▶ WHAT YOU HAVE TO DO: In the entries that follow, how many lines contain the word "RMSE"? Answer with the number only.
==== RECORDS FOR PROCESSING ====
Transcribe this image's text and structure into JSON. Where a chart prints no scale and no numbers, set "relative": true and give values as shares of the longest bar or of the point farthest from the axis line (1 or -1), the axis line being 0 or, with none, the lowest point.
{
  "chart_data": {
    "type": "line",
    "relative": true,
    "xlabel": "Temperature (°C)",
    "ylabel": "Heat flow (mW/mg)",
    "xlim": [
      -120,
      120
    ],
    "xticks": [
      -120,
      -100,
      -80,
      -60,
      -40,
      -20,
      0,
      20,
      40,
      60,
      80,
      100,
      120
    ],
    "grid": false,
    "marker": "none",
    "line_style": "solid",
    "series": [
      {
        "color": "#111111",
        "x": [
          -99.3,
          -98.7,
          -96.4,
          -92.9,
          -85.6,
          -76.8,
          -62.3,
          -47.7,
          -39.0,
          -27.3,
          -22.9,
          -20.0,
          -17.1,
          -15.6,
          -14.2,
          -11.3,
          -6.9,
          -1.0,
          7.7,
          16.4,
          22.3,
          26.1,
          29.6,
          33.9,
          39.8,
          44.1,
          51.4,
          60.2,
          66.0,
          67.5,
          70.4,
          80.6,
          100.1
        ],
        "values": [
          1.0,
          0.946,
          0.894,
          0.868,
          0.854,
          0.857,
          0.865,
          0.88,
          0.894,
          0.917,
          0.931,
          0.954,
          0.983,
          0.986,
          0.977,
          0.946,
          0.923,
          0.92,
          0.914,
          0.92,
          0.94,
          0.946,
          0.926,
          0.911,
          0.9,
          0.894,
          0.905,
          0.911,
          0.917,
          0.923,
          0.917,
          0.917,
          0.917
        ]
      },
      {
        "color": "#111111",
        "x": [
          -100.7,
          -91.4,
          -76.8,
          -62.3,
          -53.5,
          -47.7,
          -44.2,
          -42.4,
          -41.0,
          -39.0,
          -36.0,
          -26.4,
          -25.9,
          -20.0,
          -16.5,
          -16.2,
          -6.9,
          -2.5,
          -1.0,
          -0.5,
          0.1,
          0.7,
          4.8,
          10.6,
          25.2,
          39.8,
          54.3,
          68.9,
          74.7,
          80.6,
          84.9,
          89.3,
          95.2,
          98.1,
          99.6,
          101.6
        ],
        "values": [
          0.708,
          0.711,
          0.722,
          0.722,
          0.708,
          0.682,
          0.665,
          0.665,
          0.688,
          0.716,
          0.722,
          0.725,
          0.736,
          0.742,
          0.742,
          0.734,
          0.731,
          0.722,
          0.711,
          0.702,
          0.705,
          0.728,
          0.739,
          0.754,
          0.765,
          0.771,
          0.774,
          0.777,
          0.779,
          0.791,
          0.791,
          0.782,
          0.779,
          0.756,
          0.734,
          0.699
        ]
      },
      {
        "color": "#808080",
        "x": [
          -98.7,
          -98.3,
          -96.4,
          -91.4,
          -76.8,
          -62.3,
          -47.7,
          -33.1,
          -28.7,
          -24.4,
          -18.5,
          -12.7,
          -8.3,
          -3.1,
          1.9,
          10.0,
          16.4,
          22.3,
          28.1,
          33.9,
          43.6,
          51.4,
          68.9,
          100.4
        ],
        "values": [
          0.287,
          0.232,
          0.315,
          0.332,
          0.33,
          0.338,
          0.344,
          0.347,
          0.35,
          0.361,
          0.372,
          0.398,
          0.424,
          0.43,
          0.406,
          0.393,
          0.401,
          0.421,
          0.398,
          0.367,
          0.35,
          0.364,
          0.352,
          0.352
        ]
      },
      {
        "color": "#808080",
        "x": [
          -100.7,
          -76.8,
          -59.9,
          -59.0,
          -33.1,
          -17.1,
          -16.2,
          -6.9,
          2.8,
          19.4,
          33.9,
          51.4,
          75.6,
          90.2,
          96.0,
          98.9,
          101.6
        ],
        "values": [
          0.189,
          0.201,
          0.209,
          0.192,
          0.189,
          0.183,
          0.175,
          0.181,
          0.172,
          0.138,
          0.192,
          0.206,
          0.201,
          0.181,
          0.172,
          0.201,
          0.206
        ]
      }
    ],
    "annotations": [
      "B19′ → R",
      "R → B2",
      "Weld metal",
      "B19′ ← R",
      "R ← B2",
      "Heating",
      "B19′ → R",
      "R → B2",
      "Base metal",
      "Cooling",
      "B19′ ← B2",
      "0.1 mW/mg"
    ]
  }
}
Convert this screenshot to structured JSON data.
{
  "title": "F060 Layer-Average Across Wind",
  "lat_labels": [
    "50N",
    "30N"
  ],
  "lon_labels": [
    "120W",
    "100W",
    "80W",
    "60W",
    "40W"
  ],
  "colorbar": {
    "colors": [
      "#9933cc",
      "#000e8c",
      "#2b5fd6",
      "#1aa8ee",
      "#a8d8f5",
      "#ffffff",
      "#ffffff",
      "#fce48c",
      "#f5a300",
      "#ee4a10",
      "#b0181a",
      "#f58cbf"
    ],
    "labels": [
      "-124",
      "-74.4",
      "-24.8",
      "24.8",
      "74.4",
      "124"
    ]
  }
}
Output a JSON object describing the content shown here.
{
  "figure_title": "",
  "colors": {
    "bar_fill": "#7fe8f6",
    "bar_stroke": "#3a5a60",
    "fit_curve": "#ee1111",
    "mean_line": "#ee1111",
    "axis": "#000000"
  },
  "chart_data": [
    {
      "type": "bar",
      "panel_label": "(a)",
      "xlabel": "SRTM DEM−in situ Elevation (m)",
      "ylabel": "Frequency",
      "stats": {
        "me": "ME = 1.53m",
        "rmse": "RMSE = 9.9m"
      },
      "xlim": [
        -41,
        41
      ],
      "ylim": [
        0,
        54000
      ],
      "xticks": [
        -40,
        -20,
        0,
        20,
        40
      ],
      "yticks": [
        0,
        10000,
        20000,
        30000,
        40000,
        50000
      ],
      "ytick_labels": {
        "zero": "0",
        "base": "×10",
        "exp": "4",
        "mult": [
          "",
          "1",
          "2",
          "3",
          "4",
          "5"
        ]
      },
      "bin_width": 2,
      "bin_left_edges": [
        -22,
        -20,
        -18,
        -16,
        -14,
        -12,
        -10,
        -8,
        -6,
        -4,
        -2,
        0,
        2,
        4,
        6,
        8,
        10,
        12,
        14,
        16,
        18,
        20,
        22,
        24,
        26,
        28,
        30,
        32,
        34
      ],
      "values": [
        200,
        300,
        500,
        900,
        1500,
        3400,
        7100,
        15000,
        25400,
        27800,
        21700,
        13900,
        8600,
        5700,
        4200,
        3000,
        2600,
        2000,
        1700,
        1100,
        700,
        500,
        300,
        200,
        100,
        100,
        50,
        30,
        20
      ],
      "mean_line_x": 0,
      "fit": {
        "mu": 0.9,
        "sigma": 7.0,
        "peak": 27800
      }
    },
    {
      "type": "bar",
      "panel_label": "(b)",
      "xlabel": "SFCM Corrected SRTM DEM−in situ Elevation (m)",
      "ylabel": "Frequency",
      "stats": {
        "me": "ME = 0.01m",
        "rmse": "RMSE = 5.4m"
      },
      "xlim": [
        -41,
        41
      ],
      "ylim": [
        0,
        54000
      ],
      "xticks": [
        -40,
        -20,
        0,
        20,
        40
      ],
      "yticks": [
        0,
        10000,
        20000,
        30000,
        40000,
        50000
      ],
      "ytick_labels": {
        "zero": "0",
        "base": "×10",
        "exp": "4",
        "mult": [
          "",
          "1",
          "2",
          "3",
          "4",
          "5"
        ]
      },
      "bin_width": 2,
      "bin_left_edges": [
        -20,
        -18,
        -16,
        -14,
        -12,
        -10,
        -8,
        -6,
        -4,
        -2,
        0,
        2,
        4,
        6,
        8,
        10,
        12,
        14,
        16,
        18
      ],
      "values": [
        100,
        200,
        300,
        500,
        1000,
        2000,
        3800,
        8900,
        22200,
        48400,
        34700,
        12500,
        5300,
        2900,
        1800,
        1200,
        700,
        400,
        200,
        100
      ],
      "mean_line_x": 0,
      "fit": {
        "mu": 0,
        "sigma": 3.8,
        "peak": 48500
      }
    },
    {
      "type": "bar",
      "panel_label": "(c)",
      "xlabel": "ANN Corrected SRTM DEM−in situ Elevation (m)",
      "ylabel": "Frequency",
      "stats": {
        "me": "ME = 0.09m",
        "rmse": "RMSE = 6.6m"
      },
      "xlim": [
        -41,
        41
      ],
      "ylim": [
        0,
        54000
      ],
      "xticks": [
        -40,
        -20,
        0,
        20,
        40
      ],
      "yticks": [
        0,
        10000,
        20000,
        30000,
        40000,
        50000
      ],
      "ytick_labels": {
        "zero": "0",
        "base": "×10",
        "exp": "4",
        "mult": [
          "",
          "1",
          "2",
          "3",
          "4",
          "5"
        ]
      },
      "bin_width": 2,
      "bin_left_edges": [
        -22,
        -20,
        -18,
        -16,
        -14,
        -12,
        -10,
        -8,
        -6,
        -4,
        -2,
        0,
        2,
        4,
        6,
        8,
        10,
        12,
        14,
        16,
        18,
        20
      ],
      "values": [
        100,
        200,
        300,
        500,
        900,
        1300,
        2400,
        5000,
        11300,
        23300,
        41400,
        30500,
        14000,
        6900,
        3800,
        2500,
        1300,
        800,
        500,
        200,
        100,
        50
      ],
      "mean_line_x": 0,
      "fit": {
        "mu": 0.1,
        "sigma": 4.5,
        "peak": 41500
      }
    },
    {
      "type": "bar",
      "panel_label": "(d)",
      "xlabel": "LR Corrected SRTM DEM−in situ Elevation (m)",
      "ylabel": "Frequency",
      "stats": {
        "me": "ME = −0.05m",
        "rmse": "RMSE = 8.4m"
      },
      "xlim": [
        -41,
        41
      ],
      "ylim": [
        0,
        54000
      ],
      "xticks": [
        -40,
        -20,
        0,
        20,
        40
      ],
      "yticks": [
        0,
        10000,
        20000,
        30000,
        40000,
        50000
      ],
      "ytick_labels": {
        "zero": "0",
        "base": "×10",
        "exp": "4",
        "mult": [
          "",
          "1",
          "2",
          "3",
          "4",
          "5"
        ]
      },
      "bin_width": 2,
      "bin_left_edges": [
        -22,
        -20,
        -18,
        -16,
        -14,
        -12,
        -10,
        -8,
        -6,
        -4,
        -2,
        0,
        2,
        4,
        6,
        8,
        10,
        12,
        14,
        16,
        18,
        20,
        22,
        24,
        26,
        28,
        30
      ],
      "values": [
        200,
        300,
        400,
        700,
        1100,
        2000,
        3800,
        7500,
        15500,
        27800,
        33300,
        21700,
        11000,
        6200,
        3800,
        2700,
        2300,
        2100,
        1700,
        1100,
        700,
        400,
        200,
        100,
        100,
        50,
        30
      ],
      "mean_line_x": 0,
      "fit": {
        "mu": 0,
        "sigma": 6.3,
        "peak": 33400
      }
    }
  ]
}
====
▶ SOLVED PROBLEM: 4